- [GIVEN INSTRUCTION]: Below is a listing. Gather each line of it that contains "start".
═══ RECORDS PROVIDED
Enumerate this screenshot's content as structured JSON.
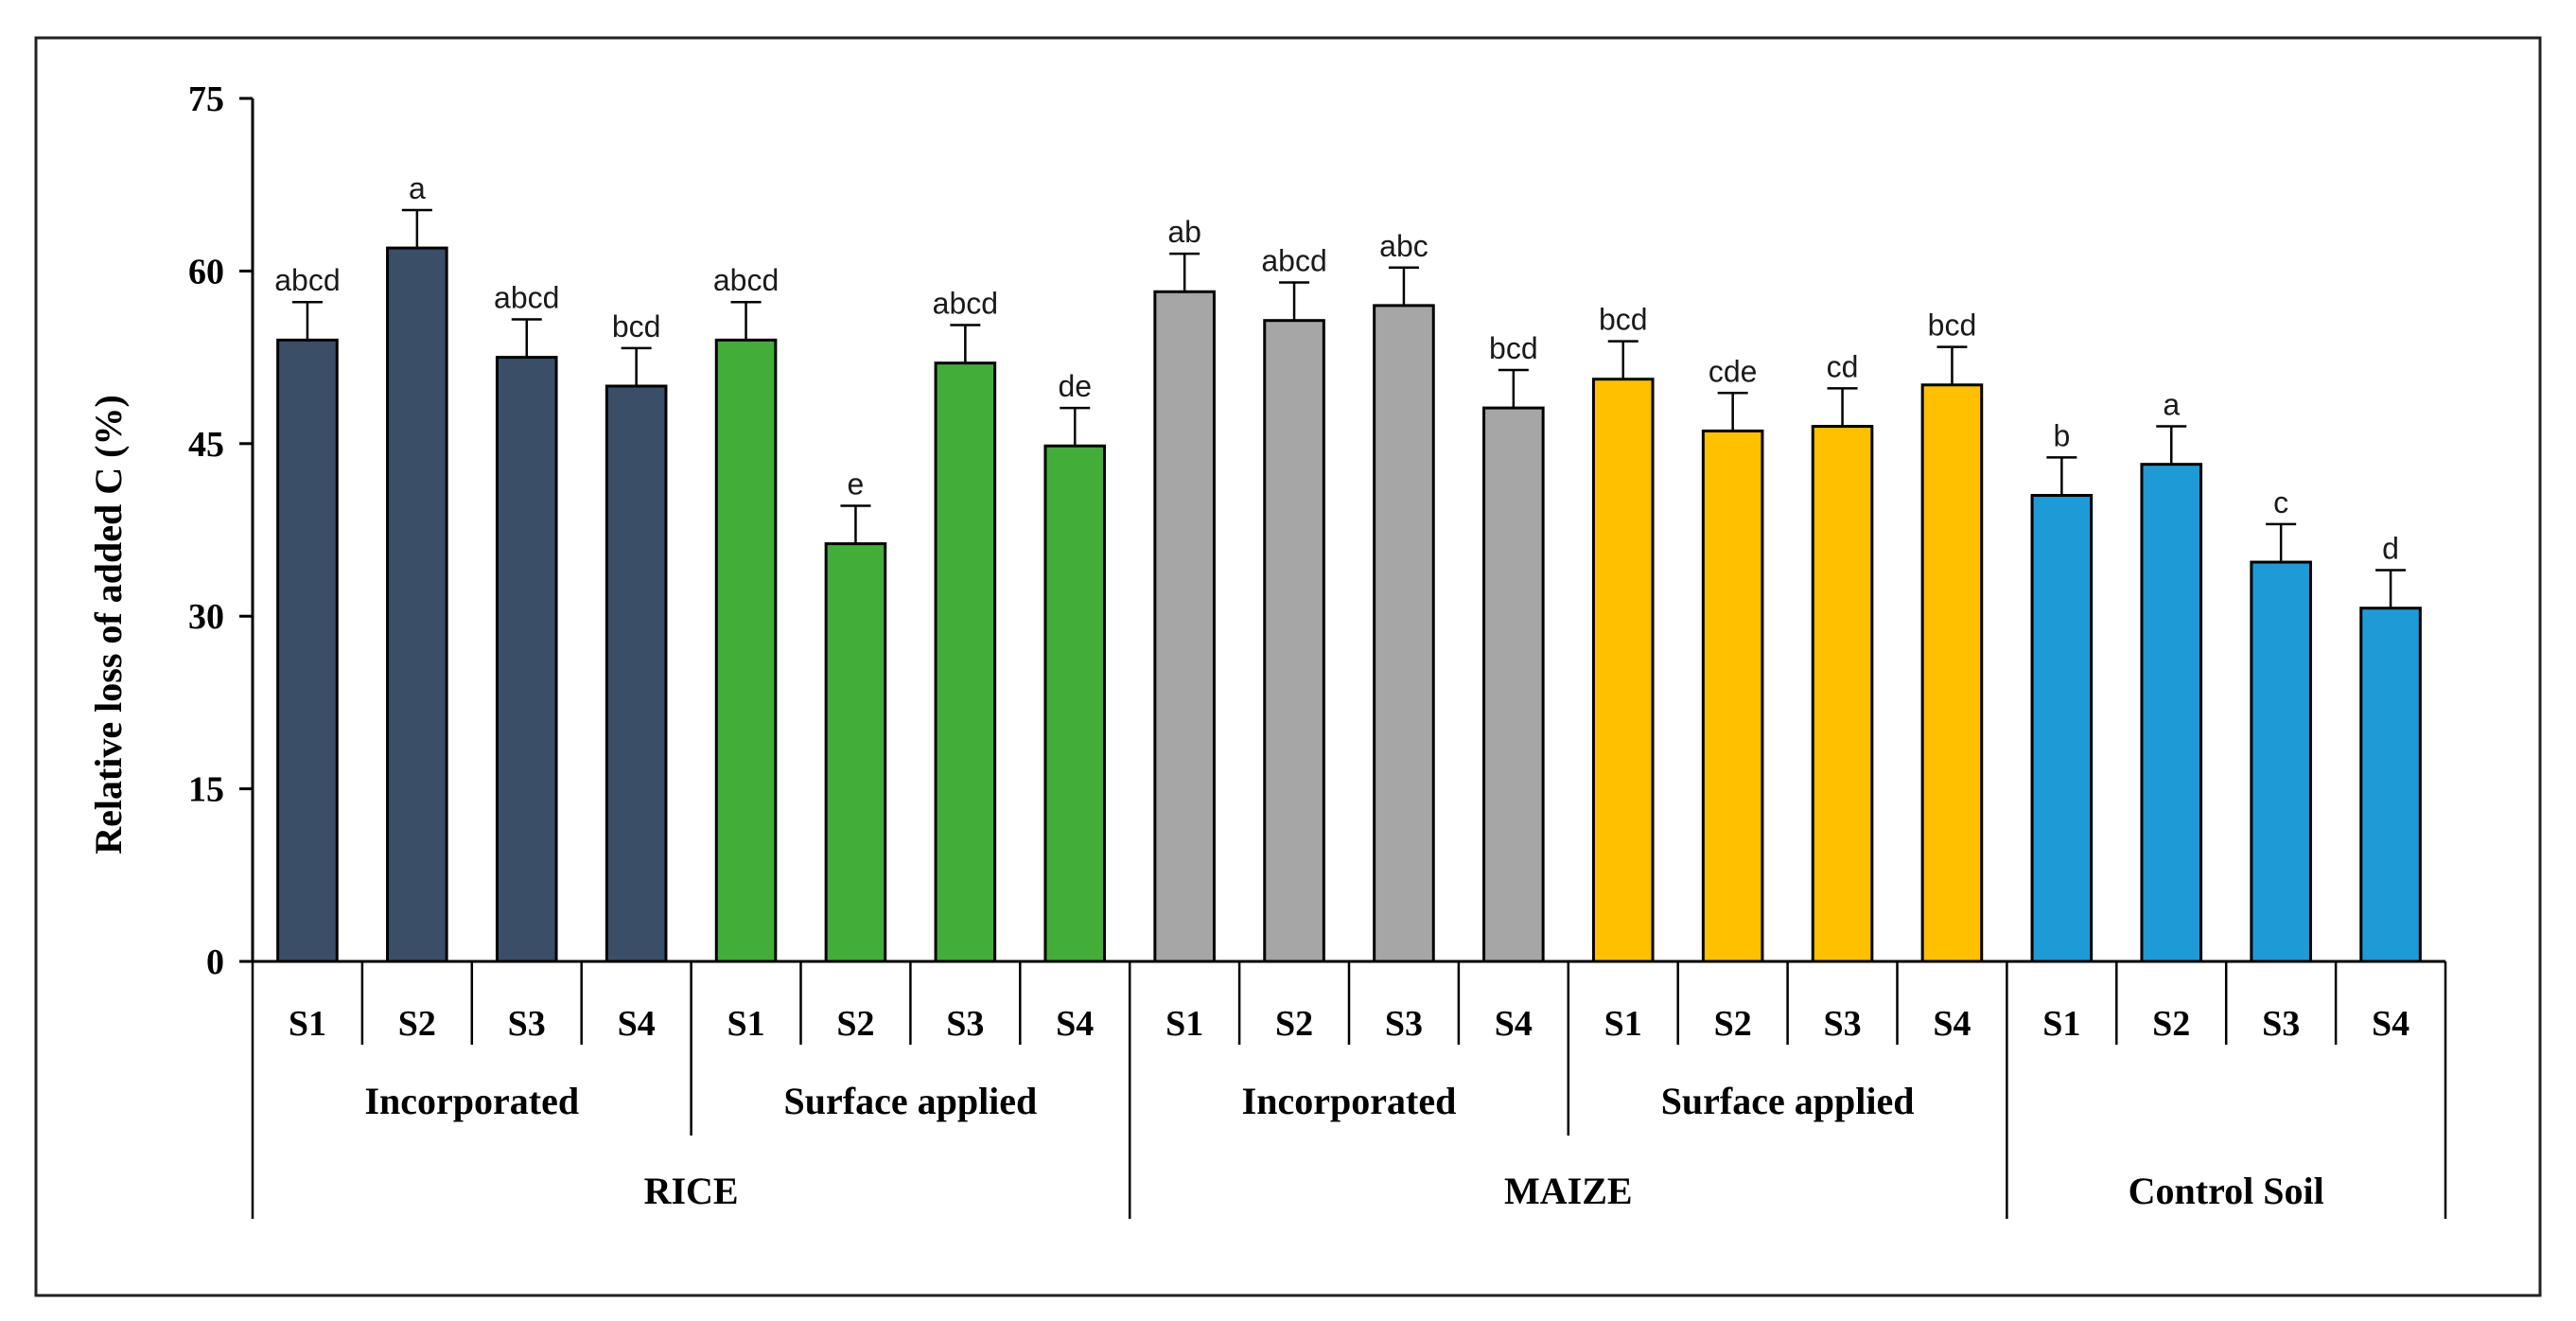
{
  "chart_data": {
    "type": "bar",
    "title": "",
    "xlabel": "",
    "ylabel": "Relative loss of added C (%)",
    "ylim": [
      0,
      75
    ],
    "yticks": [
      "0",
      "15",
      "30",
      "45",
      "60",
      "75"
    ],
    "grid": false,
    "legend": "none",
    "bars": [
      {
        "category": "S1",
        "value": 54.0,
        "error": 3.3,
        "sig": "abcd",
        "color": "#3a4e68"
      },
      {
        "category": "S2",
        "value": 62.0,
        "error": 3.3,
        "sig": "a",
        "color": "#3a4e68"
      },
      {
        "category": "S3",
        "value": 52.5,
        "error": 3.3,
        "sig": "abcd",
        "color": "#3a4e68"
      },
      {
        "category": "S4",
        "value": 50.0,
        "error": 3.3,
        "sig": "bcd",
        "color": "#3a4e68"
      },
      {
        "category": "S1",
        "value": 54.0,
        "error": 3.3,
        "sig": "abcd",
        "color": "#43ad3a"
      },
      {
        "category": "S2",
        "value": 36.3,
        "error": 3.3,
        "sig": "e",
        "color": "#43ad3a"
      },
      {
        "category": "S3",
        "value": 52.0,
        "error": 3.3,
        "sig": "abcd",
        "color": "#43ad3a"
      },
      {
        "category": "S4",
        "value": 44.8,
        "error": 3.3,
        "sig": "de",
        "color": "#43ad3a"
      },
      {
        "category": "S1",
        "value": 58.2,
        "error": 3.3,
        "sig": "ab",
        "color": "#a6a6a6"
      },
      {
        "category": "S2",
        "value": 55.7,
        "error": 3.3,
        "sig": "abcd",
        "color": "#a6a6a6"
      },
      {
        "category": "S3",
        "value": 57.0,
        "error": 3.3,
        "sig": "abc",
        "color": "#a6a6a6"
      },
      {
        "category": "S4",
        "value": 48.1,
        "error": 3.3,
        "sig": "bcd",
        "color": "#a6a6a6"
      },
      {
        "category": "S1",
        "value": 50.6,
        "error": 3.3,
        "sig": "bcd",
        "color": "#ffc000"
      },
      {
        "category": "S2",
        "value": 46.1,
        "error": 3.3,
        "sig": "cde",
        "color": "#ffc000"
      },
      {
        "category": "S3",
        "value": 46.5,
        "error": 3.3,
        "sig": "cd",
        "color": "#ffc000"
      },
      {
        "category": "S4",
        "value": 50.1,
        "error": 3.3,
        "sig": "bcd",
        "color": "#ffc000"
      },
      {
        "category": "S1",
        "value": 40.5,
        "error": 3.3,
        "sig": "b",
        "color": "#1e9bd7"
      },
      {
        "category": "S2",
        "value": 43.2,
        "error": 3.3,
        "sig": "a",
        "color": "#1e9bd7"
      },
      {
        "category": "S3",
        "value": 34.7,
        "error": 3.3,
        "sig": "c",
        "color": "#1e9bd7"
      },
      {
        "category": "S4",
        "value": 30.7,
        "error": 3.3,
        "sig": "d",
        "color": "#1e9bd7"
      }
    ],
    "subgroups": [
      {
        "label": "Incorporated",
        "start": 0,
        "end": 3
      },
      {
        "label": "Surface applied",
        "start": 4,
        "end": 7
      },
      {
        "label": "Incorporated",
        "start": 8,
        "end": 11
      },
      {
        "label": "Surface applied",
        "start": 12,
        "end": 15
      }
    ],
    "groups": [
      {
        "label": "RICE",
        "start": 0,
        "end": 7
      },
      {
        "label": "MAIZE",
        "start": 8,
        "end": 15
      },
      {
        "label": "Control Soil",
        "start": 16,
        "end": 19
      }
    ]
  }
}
══════
- [SOLUTION TO THE PROBLEM]:
        "start": 0,
        "start": 4,
        "start": 8,
        "start": 12,
        "start": 0,
        "start": 8,
        "start": 16,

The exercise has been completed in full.